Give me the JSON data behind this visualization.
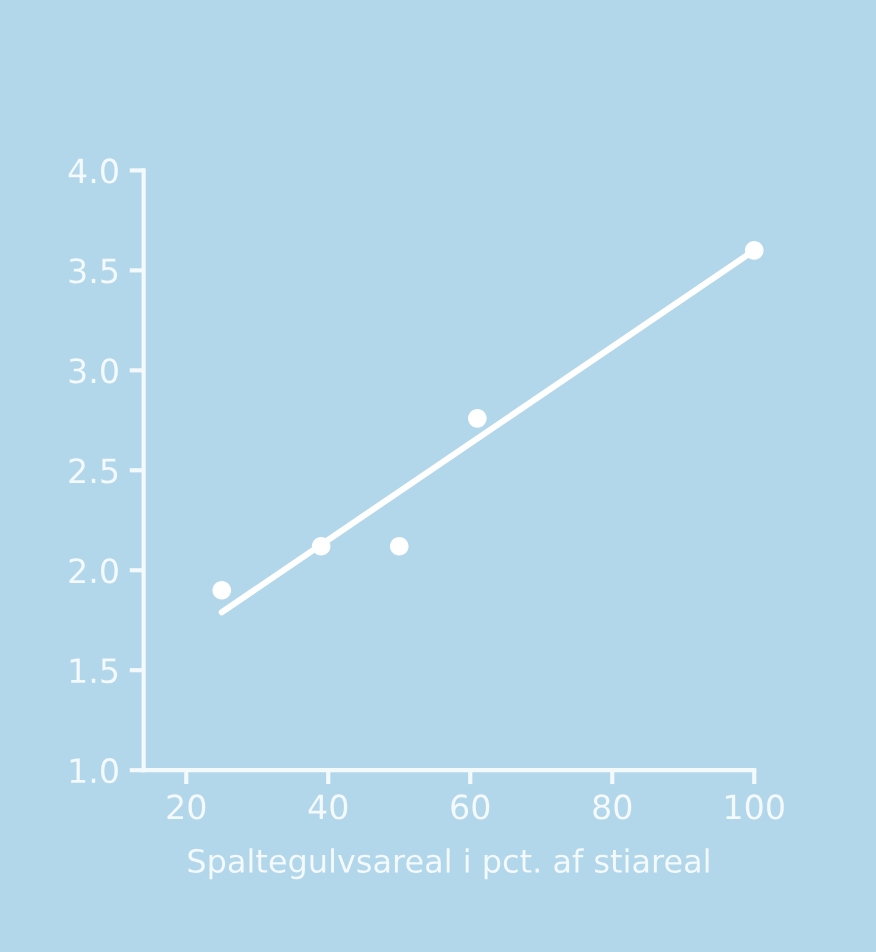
{
  "chart_data": {
    "type": "scatter",
    "xlabel": "Spaltegulvsareal i pct. af stiareal",
    "x": [
      25,
      39,
      50,
      61,
      100
    ],
    "series": [
      {
        "color": "#ffffff",
        "values": [
          1.9,
          2.12,
          2.12,
          2.76,
          3.6
        ],
        "marker": "circle"
      },
      {
        "type": "line",
        "color": "#ffffff",
        "x": [
          25,
          100
        ],
        "values": [
          1.79,
          3.6
        ],
        "line_style": "solid"
      }
    ],
    "xlim": [
      14,
      100
    ],
    "xticks": [
      20,
      40,
      60,
      80,
      100
    ],
    "ylim": [
      1.0,
      4.0
    ],
    "yticks": [
      {
        "value": 1.0,
        "label": "1.0"
      },
      {
        "value": 1.5,
        "label": "1.5"
      },
      {
        "value": 2.0,
        "label": "2.0"
      },
      {
        "value": 2.5,
        "label": "2.5"
      },
      {
        "value": 3.0,
        "label": "3.0"
      },
      {
        "value": 3.5,
        "label": "3.5"
      },
      {
        "value": 4.0,
        "label": "4.0"
      }
    ],
    "grid": false,
    "legend": false
  }
}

※

◆ Instructions for the task ◆
Retype each line of the listing above word for word. Exclude the pictures.

◆ Full response ◆
Give me the JSON data behind this visualization.
{
  "chart_data": {
    "type": "scatter",
    "xlabel": "Spaltegulvsareal i pct. af stiareal",
    "x": [
      25,
      39,
      50,
      61,
      100
    ],
    "series": [
      {
        "color": "#ffffff",
        "values": [
          1.9,
          2.12,
          2.12,
          2.76,
          3.6
        ],
        "marker": "circle"
      },
      {
        "type": "line",
        "color": "#ffffff",
        "x": [
          25,
          100
        ],
        "values": [
          1.79,
          3.6
        ],
        "line_style": "solid"
      }
    ],
    "xlim": [
      14,
      100
    ],
    "xticks": [
      20,
      40,
      60,
      80,
      100
    ],
    "ylim": [
      1.0,
      4.0
    ],
    "yticks": [
      {
        "value": 1.0,
        "label": "1.0"
      },
      {
        "value": 1.5,
        "label": "1.5"
      },
      {
        "value": 2.0,
        "label": "2.0"
      },
      {
        "value": 2.5,
        "label": "2.5"
      },
      {
        "value": 3.0,
        "label": "3.0"
      },
      {
        "value": 3.5,
        "label": "3.5"
      },
      {
        "value": 4.0,
        "label": "4.0"
      }
    ],
    "grid": false,
    "legend": false
  }
}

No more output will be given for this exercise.